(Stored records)
************
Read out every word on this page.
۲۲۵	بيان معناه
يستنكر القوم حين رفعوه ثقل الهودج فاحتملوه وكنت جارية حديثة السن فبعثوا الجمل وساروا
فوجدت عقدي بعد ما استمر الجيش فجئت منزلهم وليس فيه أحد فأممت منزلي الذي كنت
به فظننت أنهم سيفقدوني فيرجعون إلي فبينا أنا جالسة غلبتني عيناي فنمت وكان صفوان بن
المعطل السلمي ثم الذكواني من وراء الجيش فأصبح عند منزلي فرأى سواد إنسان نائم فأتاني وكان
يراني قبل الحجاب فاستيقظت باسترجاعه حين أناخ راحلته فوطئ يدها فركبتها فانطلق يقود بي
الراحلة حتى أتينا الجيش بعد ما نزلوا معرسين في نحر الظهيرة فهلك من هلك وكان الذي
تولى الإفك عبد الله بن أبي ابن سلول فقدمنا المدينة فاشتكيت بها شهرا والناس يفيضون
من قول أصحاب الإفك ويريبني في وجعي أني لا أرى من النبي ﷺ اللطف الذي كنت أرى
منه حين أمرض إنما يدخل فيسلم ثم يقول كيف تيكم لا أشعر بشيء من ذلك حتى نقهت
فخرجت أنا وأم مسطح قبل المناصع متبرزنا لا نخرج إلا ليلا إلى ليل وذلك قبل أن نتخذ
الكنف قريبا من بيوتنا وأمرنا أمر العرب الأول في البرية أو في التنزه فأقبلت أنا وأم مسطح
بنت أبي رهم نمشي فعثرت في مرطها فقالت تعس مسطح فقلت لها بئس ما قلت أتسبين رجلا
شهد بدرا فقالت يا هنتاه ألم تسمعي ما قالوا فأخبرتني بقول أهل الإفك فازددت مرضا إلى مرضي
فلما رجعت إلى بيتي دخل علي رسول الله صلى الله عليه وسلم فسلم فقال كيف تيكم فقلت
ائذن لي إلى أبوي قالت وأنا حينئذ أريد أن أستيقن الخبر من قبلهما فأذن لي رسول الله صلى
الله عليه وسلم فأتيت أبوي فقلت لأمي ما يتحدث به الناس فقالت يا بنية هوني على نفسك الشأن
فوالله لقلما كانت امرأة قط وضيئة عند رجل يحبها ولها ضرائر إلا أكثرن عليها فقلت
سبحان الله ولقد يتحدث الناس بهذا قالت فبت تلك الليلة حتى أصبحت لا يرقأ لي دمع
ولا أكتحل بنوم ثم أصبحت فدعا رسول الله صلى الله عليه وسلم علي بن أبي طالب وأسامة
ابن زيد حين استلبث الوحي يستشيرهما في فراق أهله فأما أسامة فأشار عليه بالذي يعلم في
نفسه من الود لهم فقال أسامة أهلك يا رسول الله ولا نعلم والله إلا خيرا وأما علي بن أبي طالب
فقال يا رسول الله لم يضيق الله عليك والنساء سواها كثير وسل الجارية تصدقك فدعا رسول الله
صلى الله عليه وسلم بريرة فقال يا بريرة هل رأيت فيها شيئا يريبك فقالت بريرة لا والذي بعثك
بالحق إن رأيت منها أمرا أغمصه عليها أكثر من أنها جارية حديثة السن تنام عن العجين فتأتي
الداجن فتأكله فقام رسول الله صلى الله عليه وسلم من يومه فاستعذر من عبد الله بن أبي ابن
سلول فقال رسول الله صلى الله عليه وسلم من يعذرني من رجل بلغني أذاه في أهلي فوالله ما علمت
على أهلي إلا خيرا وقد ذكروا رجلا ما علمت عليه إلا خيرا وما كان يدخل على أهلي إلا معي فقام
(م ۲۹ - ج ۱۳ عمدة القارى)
************
Given request:
Look through the entries and work out how many lines have the word "رأيت" in them; reply with that number only.

Written solution:
2